Every entry in the data that follows should come back exactly, pictures aside.

START DATA FOR THIS TASK

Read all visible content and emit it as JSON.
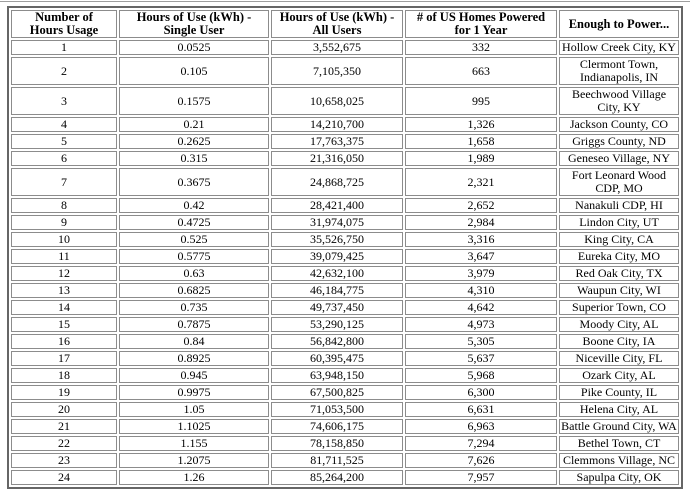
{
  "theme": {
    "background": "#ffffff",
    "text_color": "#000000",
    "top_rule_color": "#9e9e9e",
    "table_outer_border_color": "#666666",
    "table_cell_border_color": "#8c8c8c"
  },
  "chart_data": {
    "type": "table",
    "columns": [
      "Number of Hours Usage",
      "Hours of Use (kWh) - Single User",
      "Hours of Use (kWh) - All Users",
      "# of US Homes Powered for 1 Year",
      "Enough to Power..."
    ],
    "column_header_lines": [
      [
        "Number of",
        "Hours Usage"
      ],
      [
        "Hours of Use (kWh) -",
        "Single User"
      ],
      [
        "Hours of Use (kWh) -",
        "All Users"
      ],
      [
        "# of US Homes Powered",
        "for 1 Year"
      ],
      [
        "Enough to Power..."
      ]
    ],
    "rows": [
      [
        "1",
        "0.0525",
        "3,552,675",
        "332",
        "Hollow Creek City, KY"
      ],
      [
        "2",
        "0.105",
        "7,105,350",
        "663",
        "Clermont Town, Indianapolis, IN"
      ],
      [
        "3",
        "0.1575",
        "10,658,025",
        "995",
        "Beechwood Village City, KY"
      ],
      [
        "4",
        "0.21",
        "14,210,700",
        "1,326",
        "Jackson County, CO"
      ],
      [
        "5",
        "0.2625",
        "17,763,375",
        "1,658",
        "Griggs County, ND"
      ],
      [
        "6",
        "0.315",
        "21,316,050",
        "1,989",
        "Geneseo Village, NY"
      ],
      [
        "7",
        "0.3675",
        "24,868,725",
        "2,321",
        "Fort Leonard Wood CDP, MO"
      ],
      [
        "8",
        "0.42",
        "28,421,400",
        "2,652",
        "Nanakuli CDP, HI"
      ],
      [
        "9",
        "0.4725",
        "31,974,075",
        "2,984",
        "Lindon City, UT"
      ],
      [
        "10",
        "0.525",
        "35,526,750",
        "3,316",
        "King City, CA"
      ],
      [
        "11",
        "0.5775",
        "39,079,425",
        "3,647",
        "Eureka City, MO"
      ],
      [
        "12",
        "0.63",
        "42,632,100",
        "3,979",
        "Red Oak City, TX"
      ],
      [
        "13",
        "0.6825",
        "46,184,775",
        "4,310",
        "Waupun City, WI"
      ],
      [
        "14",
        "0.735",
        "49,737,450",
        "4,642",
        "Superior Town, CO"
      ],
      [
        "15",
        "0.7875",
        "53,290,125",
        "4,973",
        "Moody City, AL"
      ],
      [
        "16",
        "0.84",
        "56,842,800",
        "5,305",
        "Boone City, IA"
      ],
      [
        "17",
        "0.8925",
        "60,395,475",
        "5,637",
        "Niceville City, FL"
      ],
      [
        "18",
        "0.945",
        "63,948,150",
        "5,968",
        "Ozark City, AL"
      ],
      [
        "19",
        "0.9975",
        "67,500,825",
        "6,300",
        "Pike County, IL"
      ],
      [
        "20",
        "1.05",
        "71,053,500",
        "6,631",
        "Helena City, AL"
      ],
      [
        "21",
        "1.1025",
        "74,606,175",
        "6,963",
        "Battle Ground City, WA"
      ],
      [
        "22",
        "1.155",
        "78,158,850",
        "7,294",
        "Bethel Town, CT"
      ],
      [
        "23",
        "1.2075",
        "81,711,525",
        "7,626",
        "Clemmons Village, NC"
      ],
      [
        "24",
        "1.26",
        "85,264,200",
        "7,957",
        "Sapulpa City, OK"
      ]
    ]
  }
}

END DATA FOR THIS TASK

# RESULT FOR THIS EXERCISE
Read all visible content and emit it as JSON.
{
  "theme": {
    "background": "#ffffff",
    "text_color": "#000000",
    "top_rule_color": "#9e9e9e",
    "table_outer_border_color": "#666666",
    "table_cell_border_color": "#8c8c8c"
  },
  "chart_data": {
    "type": "table",
    "columns": [
      "Number of Hours Usage",
      "Hours of Use (kWh) - Single User",
      "Hours of Use (kWh) - All Users",
      "# of US Homes Powered for 1 Year",
      "Enough to Power..."
    ],
    "column_header_lines": [
      [
        "Number of",
        "Hours Usage"
      ],
      [
        "Hours of Use (kWh) -",
        "Single User"
      ],
      [
        "Hours of Use (kWh) -",
        "All Users"
      ],
      [
        "# of US Homes Powered",
        "for 1 Year"
      ],
      [
        "Enough to Power..."
      ]
    ],
    "rows": [
      [
        "1",
        "0.0525",
        "3,552,675",
        "332",
        "Hollow Creek City, KY"
      ],
      [
        "2",
        "0.105",
        "7,105,350",
        "663",
        "Clermont Town, Indianapolis, IN"
      ],
      [
        "3",
        "0.1575",
        "10,658,025",
        "995",
        "Beechwood Village City, KY"
      ],
      [
        "4",
        "0.21",
        "14,210,700",
        "1,326",
        "Jackson County, CO"
      ],
      [
        "5",
        "0.2625",
        "17,763,375",
        "1,658",
        "Griggs County, ND"
      ],
      [
        "6",
        "0.315",
        "21,316,050",
        "1,989",
        "Geneseo Village, NY"
      ],
      [
        "7",
        "0.3675",
        "24,868,725",
        "2,321",
        "Fort Leonard Wood CDP, MO"
      ],
      [
        "8",
        "0.42",
        "28,421,400",
        "2,652",
        "Nanakuli CDP, HI"
      ],
      [
        "9",
        "0.4725",
        "31,974,075",
        "2,984",
        "Lindon City, UT"
      ],
      [
        "10",
        "0.525",
        "35,526,750",
        "3,316",
        "King City, CA"
      ],
      [
        "11",
        "0.5775",
        "39,079,425",
        "3,647",
        "Eureka City, MO"
      ],
      [
        "12",
        "0.63",
        "42,632,100",
        "3,979",
        "Red Oak City, TX"
      ],
      [
        "13",
        "0.6825",
        "46,184,775",
        "4,310",
        "Waupun City, WI"
      ],
      [
        "14",
        "0.735",
        "49,737,450",
        "4,642",
        "Superior Town, CO"
      ],
      [
        "15",
        "0.7875",
        "53,290,125",
        "4,973",
        "Moody City, AL"
      ],
      [
        "16",
        "0.84",
        "56,842,800",
        "5,305",
        "Boone City, IA"
      ],
      [
        "17",
        "0.8925",
        "60,395,475",
        "5,637",
        "Niceville City, FL"
      ],
      [
        "18",
        "0.945",
        "63,948,150",
        "5,968",
        "Ozark City, AL"
      ],
      [
        "19",
        "0.9975",
        "67,500,825",
        "6,300",
        "Pike County, IL"
      ],
      [
        "20",
        "1.05",
        "71,053,500",
        "6,631",
        "Helena City, AL"
      ],
      [
        "21",
        "1.1025",
        "74,606,175",
        "6,963",
        "Battle Ground City, WA"
      ],
      [
        "22",
        "1.155",
        "78,158,850",
        "7,294",
        "Bethel Town, CT"
      ],
      [
        "23",
        "1.2075",
        "81,711,525",
        "7,626",
        "Clemmons Village, NC"
      ],
      [
        "24",
        "1.26",
        "85,264,200",
        "7,957",
        "Sapulpa City, OK"
      ]
    ]
  }
}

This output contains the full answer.